**Task to complete**
Lines containing the string "Manager" are to be counted; report the number and nothing more.

**A block of data**

————————

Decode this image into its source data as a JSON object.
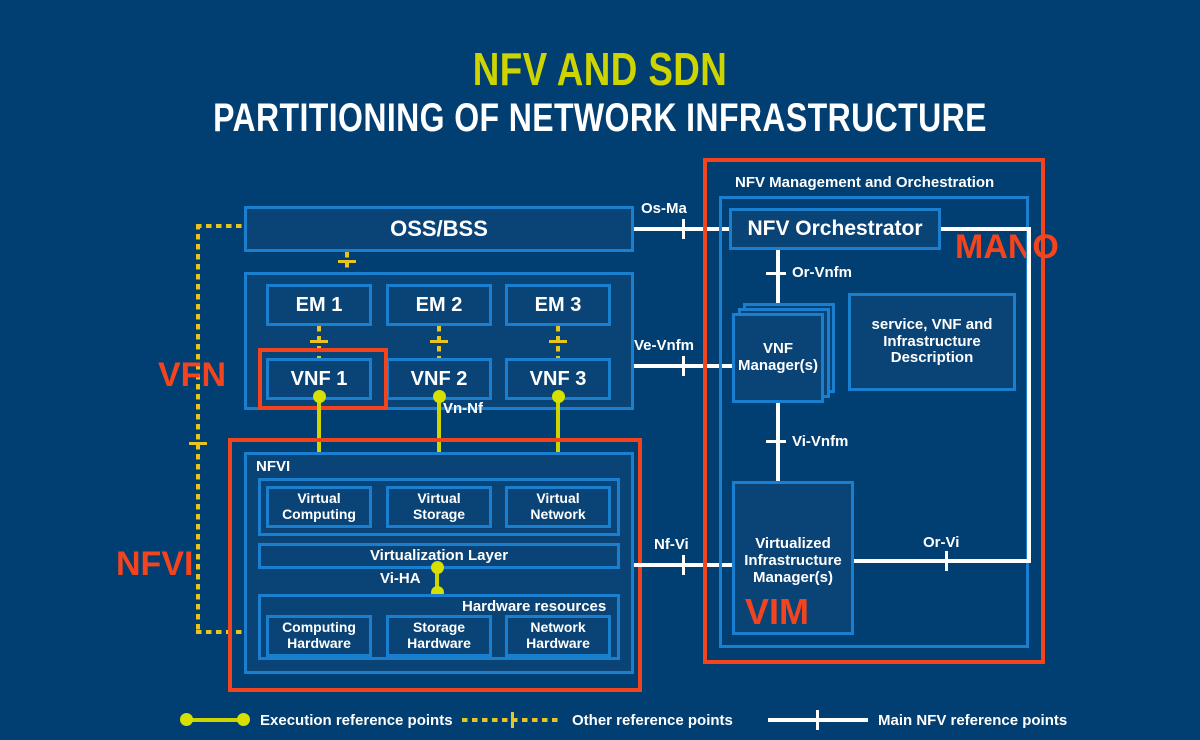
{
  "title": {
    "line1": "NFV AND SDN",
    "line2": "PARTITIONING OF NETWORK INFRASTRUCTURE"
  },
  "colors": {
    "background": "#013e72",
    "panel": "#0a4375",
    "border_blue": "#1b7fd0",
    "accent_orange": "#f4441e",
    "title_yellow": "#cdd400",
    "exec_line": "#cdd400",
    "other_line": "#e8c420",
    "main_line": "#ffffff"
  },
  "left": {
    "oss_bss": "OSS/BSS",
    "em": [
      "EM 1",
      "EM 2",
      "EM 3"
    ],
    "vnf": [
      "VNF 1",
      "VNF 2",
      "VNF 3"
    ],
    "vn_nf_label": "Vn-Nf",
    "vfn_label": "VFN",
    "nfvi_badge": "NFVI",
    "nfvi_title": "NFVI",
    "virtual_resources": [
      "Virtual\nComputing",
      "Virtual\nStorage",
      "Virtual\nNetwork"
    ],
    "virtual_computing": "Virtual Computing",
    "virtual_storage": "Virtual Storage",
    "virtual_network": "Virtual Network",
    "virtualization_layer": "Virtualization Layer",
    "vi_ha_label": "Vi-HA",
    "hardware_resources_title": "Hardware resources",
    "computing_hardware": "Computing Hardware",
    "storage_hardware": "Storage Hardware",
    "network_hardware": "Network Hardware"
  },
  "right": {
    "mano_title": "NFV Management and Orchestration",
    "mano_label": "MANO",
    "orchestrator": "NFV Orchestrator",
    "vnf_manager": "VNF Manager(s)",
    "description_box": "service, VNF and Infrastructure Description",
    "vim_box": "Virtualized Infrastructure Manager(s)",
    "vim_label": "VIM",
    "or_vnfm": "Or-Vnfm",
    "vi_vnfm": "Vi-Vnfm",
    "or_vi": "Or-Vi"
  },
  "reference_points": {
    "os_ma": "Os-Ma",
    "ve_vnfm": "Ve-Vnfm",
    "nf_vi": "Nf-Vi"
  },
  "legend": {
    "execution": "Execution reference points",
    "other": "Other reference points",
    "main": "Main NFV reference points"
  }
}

————————

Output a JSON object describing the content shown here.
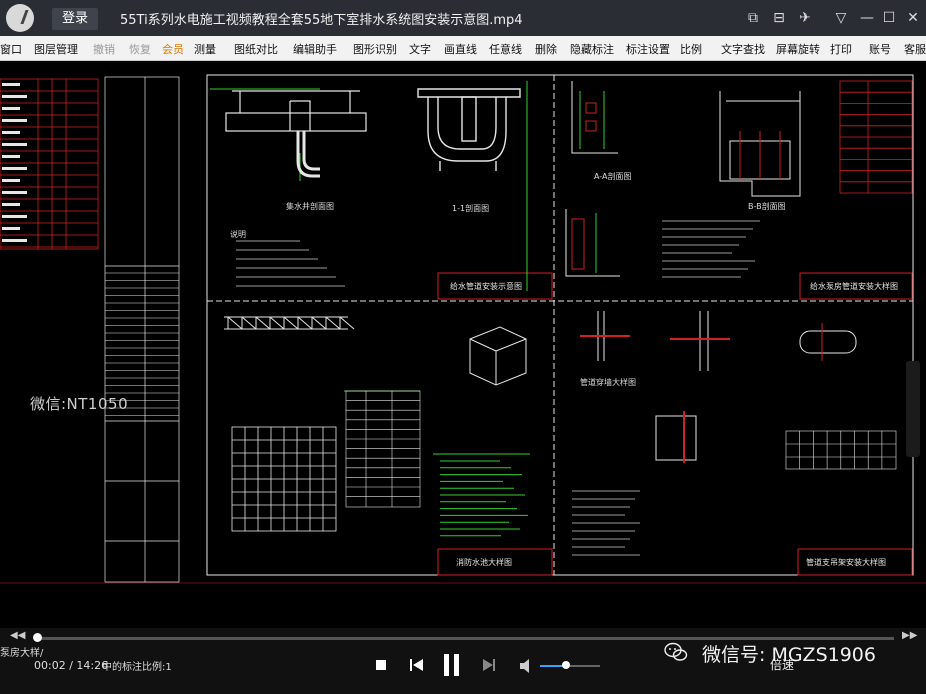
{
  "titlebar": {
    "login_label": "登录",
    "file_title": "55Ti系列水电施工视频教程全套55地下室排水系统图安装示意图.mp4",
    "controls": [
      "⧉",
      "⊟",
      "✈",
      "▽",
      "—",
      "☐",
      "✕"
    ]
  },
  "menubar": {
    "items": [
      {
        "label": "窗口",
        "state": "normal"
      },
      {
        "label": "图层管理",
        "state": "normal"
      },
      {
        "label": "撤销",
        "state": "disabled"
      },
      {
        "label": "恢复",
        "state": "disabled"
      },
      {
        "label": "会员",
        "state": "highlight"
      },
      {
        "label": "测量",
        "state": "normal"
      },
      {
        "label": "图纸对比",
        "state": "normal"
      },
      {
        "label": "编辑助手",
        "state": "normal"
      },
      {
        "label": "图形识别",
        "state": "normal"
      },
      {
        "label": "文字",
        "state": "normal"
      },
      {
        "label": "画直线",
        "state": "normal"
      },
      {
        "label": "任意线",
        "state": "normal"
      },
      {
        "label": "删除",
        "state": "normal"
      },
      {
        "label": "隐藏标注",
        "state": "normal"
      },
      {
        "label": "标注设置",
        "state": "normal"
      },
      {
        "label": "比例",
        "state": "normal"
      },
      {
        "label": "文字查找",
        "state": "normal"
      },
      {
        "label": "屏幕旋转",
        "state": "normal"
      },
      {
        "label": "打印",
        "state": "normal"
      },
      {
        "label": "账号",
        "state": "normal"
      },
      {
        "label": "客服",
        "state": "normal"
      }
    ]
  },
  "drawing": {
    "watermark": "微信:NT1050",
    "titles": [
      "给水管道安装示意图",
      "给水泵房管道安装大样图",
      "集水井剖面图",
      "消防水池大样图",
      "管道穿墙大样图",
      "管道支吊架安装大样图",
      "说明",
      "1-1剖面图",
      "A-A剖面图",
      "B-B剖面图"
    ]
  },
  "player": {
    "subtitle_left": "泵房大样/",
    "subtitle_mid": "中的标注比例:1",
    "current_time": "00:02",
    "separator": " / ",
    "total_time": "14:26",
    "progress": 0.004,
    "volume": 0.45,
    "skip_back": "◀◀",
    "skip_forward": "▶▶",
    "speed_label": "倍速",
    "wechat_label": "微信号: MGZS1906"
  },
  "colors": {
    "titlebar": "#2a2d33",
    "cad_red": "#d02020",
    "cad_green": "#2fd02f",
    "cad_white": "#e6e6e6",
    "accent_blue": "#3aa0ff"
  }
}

————————

**Response**
2